◆ **SET TASK**: Extract the rows from the start of the rows through the line that contains "- partly-cloudy-icon: [148, 145, 319, 277]", including both ends, and reproduce each of those lines verbatim.

Data extracted from a collection:
:::

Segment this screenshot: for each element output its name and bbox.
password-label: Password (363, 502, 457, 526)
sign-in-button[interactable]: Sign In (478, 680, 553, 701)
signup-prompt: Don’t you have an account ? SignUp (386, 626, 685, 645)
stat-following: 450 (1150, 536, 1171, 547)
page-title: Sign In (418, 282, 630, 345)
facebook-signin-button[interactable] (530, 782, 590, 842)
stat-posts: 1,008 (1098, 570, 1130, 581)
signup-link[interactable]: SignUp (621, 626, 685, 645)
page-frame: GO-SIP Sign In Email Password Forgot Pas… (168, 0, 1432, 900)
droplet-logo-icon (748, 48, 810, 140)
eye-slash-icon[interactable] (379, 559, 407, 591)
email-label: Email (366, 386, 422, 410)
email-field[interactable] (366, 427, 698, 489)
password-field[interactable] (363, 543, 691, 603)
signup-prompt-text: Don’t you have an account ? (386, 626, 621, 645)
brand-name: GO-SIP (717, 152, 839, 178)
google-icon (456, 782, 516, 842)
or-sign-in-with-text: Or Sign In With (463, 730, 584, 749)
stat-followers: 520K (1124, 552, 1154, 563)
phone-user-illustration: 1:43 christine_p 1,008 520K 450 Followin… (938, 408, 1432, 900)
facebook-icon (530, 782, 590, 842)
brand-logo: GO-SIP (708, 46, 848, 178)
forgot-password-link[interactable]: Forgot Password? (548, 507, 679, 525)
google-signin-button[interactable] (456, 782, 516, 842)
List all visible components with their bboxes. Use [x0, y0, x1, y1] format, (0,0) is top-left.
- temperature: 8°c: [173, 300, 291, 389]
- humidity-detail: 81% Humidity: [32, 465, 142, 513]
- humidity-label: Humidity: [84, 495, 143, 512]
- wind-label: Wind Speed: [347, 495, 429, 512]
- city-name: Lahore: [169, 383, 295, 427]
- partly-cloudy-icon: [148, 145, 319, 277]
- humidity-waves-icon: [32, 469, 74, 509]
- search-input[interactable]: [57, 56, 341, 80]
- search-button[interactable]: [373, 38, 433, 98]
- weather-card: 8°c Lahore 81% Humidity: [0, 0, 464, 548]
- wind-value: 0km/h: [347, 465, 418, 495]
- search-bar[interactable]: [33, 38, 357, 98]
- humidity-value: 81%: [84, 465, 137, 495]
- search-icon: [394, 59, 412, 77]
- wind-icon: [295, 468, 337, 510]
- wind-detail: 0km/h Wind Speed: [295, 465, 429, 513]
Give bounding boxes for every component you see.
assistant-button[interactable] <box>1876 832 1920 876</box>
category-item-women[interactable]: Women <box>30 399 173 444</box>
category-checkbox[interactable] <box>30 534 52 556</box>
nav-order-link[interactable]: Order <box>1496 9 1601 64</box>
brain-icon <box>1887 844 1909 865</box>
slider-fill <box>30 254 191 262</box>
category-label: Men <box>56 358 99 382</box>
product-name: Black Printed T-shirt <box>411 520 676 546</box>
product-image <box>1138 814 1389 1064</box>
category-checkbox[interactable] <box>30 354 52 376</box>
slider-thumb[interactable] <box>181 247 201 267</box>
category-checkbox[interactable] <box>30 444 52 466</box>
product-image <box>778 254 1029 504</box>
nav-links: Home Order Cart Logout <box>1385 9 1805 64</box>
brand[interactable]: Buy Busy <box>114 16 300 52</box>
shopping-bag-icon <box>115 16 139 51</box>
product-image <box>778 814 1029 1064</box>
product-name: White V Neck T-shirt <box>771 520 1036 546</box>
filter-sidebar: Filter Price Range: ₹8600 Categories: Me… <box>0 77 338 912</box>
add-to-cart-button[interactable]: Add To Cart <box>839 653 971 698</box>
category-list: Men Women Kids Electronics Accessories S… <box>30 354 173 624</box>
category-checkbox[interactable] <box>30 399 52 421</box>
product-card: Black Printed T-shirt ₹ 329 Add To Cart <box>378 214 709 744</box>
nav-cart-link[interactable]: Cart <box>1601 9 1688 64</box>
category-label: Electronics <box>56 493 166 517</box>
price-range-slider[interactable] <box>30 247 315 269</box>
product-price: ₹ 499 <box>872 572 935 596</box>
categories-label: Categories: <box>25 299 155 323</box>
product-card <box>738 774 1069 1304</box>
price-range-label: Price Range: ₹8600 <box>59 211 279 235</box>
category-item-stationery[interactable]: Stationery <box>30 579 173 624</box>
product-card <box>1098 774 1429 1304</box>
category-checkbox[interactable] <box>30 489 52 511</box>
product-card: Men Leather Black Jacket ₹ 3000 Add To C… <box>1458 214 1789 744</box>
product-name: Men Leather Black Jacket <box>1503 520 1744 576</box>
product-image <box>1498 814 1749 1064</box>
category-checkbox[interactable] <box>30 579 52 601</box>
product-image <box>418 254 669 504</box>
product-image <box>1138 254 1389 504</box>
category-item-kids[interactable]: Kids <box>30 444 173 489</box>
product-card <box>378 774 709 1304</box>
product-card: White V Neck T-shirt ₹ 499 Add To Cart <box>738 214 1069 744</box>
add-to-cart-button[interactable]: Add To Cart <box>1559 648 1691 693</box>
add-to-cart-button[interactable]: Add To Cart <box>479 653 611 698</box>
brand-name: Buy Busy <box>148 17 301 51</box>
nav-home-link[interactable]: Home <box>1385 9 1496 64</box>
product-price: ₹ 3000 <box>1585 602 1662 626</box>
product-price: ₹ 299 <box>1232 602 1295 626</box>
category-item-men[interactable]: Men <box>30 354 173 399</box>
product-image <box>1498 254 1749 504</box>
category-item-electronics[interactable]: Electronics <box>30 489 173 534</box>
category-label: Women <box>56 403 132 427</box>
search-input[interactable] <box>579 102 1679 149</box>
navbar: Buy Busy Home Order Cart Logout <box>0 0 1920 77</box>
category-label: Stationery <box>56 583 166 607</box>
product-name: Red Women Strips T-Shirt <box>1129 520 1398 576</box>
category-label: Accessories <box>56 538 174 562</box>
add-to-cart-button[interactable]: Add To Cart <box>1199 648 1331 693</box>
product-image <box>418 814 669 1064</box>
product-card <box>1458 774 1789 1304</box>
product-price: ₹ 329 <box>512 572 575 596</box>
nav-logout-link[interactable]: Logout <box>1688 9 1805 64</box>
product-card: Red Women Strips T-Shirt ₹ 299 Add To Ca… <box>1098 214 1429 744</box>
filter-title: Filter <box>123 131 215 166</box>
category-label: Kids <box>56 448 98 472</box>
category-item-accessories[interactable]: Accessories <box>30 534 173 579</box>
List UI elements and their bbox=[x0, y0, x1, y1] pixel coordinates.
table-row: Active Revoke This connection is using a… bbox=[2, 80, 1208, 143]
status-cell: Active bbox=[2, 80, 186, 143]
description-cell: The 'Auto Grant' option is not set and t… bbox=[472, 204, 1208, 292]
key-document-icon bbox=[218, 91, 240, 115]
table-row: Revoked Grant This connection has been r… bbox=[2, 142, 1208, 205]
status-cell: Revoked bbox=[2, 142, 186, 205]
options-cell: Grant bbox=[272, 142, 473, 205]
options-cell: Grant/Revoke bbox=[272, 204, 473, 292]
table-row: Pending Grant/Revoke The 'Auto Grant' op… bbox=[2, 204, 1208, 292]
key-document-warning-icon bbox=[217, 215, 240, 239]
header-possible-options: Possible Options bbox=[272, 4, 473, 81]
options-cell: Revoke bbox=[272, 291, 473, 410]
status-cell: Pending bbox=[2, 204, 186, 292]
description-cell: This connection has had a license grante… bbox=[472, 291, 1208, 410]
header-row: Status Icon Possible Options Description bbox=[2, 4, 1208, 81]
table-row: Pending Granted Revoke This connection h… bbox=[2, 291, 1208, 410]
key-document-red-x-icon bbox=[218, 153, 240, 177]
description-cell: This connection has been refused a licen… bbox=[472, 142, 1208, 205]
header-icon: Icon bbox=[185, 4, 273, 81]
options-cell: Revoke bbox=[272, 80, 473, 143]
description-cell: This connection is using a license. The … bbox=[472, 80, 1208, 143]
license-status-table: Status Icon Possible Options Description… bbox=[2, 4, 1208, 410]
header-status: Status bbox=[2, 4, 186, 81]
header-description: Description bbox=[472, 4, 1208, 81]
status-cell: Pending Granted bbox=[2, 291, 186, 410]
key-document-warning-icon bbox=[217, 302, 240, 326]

:::

◆ **RESULT**:
Segment this screenshot: for each element output its name and bbox.
password-label: Password (363, 502, 457, 526)
sign-in-button[interactable]: Sign In (478, 680, 553, 701)
signup-prompt: Don’t you have an account ? SignUp (386, 626, 685, 645)
stat-following: 450 (1150, 536, 1171, 547)
page-title: Sign In (418, 282, 630, 345)
facebook-signin-button[interactable] (530, 782, 590, 842)
stat-posts: 1,008 (1098, 570, 1130, 581)
signup-link[interactable]: SignUp (621, 626, 685, 645)
page-frame: GO-SIP Sign In Email Password Forgot Pas… (168, 0, 1432, 900)
droplet-logo-icon (748, 48, 810, 140)
eye-slash-icon[interactable] (379, 559, 407, 591)
email-label: Email (366, 386, 422, 410)
email-field[interactable] (366, 427, 698, 489)
password-field[interactable] (363, 543, 691, 603)
signup-prompt-text: Don’t you have an account ? (386, 626, 621, 645)
brand-name: GO-SIP (717, 152, 839, 178)
google-icon (456, 782, 516, 842)
or-sign-in-with-text: Or Sign In With (463, 730, 584, 749)
stat-followers: 520K (1124, 552, 1154, 563)
phone-user-illustration: 1:43 christine_p 1,008 520K 450 Followin… (938, 408, 1432, 900)
facebook-icon (530, 782, 590, 842)
brand-logo: GO-SIP (708, 46, 848, 178)
forgot-password-link[interactable]: Forgot Password? (548, 507, 679, 525)
google-signin-button[interactable] (456, 782, 516, 842)
List all visible components with their bboxes. Use [x0, y0, x1, y1] format, (0,0) is top-left.
- temperature: 8°c: [173, 300, 291, 389]
- humidity-detail: 81% Humidity: [32, 465, 142, 513]
- humidity-label: Humidity: [84, 495, 143, 512]
- wind-label: Wind Speed: [347, 495, 429, 512]
- city-name: Lahore: [169, 383, 295, 427]
- partly-cloudy-icon: [148, 145, 319, 277]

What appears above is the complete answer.